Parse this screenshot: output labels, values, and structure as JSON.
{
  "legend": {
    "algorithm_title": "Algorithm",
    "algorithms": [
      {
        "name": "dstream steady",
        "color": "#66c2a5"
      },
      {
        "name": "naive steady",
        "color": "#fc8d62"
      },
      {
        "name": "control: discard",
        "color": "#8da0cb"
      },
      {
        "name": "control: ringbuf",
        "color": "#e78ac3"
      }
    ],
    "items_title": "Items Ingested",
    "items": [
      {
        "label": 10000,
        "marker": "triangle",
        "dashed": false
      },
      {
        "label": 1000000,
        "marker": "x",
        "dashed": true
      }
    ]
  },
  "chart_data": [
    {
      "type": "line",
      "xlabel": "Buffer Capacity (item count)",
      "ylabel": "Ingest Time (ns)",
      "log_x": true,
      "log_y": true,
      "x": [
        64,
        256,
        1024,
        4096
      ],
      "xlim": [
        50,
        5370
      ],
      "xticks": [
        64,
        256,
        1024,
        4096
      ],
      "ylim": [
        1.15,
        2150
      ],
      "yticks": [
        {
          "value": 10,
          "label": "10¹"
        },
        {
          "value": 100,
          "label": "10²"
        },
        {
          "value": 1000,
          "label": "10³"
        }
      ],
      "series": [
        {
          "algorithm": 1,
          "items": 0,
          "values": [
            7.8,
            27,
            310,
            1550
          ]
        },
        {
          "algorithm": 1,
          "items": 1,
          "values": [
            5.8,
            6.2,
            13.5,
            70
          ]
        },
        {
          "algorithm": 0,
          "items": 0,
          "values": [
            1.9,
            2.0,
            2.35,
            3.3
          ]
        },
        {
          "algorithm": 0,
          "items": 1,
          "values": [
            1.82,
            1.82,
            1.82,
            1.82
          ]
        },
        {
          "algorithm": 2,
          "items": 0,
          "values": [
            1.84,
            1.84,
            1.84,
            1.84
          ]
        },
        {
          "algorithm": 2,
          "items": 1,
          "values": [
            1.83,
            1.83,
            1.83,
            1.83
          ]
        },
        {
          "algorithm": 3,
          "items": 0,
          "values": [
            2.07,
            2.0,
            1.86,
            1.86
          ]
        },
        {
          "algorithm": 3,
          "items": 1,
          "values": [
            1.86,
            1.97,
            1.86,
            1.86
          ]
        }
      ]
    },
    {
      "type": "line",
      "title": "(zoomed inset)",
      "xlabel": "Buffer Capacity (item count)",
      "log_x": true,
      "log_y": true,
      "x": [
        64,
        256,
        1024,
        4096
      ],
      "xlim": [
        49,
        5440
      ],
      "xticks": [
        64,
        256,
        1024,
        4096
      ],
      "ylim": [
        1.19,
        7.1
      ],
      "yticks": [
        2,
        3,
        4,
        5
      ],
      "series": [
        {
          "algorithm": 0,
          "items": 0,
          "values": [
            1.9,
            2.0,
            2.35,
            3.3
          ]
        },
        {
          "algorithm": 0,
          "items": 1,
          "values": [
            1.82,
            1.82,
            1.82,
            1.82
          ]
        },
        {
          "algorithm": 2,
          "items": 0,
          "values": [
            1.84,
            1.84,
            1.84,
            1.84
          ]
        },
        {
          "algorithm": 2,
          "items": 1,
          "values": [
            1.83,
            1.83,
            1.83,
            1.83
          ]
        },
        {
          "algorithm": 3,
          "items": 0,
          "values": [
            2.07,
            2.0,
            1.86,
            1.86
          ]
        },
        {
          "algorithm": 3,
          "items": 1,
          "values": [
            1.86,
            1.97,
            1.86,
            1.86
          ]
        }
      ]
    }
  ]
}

**Task:**
Repeat back the data above, exact to the last character.

**Exercise response:**
Parse this screenshot: output labels, values, and structure as JSON.
{
  "legend": {
    "algorithm_title": "Algorithm",
    "algorithms": [
      {
        "name": "dstream steady",
        "color": "#66c2a5"
      },
      {
        "name": "naive steady",
        "color": "#fc8d62"
      },
      {
        "name": "control: discard",
        "color": "#8da0cb"
      },
      {
        "name": "control: ringbuf",
        "color": "#e78ac3"
      }
    ],
    "items_title": "Items Ingested",
    "items": [
      {
        "label": 10000,
        "marker": "triangle",
        "dashed": false
      },
      {
        "label": 1000000,
        "marker": "x",
        "dashed": true
      }
    ]
  },
  "chart_data": [
    {
      "type": "line",
      "xlabel": "Buffer Capacity (item count)",
      "ylabel": "Ingest Time (ns)",
      "log_x": true,
      "log_y": true,
      "x": [
        64,
        256,
        1024,
        4096
      ],
      "xlim": [
        50,
        5370
      ],
      "xticks": [
        64,
        256,
        1024,
        4096
      ],
      "ylim": [
        1.15,
        2150
      ],
      "yticks": [
        {
          "value": 10,
          "label": "10¹"
        },
        {
          "value": 100,
          "label": "10²"
        },
        {
          "value": 1000,
          "label": "10³"
        }
      ],
      "series": [
        {
          "algorithm": 1,
          "items": 0,
          "values": [
            7.8,
            27,
            310,
            1550
          ]
        },
        {
          "algorithm": 1,
          "items": 1,
          "values": [
            5.8,
            6.2,
            13.5,
            70
          ]
        },
        {
          "algorithm": 0,
          "items": 0,
          "values": [
            1.9,
            2.0,
            2.35,
            3.3
          ]
        },
        {
          "algorithm": 0,
          "items": 1,
          "values": [
            1.82,
            1.82,
            1.82,
            1.82
          ]
        },
        {
          "algorithm": 2,
          "items": 0,
          "values": [
            1.84,
            1.84,
            1.84,
            1.84
          ]
        },
        {
          "algorithm": 2,
          "items": 1,
          "values": [
            1.83,
            1.83,
            1.83,
            1.83
          ]
        },
        {
          "algorithm": 3,
          "items": 0,
          "values": [
            2.07,
            2.0,
            1.86,
            1.86
          ]
        },
        {
          "algorithm": 3,
          "items": 1,
          "values": [
            1.86,
            1.97,
            1.86,
            1.86
          ]
        }
      ]
    },
    {
      "type": "line",
      "title": "(zoomed inset)",
      "xlabel": "Buffer Capacity (item count)",
      "log_x": true,
      "log_y": true,
      "x": [
        64,
        256,
        1024,
        4096
      ],
      "xlim": [
        49,
        5440
      ],
      "xticks": [
        64,
        256,
        1024,
        4096
      ],
      "ylim": [
        1.19,
        7.1
      ],
      "yticks": [
        2,
        3,
        4,
        5
      ],
      "series": [
        {
          "algorithm": 0,
          "items": 0,
          "values": [
            1.9,
            2.0,
            2.35,
            3.3
          ]
        },
        {
          "algorithm": 0,
          "items": 1,
          "values": [
            1.82,
            1.82,
            1.82,
            1.82
          ]
        },
        {
          "algorithm": 2,
          "items": 0,
          "values": [
            1.84,
            1.84,
            1.84,
            1.84
          ]
        },
        {
          "algorithm": 2,
          "items": 1,
          "values": [
            1.83,
            1.83,
            1.83,
            1.83
          ]
        },
        {
          "algorithm": 3,
          "items": 0,
          "values": [
            2.07,
            2.0,
            1.86,
            1.86
          ]
        },
        {
          "algorithm": 3,
          "items": 1,
          "values": [
            1.86,
            1.97,
            1.86,
            1.86
          ]
        }
      ]
    }
  ]
}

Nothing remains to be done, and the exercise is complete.